» Given data
************

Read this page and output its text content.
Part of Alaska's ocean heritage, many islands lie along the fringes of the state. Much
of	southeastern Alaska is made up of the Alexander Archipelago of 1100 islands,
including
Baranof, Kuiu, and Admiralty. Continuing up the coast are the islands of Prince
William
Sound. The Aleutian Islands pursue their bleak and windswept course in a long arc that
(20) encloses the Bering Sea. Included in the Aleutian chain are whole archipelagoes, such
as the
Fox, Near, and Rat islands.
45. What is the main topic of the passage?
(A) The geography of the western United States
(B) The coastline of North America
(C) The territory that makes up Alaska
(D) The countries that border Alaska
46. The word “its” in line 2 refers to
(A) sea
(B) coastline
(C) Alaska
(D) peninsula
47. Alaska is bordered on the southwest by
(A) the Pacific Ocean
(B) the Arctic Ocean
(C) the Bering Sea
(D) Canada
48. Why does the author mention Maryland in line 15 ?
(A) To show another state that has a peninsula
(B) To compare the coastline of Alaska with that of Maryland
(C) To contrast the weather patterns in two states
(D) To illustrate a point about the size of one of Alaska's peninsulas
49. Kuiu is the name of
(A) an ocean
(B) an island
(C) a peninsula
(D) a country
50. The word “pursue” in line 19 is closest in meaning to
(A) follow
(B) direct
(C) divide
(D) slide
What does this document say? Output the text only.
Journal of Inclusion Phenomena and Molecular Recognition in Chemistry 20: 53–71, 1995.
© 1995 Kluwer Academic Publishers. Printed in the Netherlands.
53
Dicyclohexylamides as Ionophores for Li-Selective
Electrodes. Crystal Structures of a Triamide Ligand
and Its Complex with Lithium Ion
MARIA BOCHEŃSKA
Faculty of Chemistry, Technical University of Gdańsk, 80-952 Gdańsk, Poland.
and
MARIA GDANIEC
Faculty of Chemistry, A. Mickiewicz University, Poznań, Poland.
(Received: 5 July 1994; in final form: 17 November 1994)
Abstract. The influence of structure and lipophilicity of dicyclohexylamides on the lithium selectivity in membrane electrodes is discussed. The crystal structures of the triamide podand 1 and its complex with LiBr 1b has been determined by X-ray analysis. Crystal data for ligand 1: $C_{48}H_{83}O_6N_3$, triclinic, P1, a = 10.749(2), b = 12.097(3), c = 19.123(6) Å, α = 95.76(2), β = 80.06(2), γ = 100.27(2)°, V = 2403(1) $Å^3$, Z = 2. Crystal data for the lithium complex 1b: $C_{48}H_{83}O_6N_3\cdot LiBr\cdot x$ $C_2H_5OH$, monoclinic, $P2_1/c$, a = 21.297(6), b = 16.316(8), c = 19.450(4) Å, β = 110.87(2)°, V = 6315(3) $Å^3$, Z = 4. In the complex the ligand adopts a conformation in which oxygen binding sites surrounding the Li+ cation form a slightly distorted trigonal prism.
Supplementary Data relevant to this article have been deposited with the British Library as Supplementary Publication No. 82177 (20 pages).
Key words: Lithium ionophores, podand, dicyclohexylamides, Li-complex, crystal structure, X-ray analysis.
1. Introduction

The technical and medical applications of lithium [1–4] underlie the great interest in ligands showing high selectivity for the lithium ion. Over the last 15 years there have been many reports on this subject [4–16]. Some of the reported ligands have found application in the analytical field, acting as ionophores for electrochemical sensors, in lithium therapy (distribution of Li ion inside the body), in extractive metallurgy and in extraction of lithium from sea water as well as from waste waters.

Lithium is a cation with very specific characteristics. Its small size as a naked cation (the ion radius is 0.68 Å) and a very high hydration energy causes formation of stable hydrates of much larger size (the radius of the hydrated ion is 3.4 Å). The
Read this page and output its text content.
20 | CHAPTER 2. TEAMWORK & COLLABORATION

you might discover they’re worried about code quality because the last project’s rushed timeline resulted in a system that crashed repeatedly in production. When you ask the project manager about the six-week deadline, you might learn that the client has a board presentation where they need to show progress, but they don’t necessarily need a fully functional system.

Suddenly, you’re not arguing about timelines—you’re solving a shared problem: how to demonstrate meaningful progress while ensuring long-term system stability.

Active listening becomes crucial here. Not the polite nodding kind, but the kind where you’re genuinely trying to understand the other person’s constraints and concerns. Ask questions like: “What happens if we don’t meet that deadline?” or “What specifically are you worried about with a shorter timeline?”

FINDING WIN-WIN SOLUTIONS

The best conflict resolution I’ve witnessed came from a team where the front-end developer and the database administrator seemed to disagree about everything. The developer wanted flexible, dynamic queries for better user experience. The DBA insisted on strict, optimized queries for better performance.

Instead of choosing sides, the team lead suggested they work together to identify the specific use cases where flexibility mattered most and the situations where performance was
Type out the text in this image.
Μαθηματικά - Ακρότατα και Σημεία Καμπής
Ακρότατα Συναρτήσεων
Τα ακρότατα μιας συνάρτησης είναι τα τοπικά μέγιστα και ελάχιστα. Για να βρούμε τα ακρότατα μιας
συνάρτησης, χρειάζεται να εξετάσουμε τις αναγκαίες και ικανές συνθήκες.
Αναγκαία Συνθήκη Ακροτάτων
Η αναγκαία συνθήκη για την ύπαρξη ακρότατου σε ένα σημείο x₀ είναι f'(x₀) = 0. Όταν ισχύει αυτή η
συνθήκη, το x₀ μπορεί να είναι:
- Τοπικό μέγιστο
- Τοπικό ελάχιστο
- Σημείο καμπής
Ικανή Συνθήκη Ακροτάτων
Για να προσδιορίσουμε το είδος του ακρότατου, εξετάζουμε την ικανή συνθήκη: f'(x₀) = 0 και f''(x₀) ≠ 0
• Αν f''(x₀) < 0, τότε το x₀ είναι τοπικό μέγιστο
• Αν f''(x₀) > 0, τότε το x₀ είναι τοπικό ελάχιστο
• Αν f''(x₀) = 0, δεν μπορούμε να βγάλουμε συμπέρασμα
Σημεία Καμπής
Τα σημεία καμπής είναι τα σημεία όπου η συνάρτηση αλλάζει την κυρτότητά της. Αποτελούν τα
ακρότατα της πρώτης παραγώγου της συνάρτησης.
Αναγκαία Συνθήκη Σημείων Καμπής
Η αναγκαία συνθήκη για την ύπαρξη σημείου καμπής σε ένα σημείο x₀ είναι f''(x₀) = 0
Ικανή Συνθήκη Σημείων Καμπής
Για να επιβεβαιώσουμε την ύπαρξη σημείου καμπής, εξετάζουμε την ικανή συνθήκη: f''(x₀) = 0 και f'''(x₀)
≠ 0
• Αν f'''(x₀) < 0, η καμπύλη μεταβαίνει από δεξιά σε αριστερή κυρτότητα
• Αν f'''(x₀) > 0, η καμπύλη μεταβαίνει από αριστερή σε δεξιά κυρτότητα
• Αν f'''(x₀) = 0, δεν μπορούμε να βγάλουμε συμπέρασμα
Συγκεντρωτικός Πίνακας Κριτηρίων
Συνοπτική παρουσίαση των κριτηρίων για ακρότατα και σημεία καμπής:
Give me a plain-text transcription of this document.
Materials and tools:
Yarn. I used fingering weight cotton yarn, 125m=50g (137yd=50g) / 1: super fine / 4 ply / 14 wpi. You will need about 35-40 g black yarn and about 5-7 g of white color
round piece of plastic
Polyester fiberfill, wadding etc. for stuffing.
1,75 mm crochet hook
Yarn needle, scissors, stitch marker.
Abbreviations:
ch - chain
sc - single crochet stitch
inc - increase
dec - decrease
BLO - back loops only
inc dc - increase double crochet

************

» Required work
Say how many lines above hold the word "Poland", giving only the count.

» Response to this exercise
2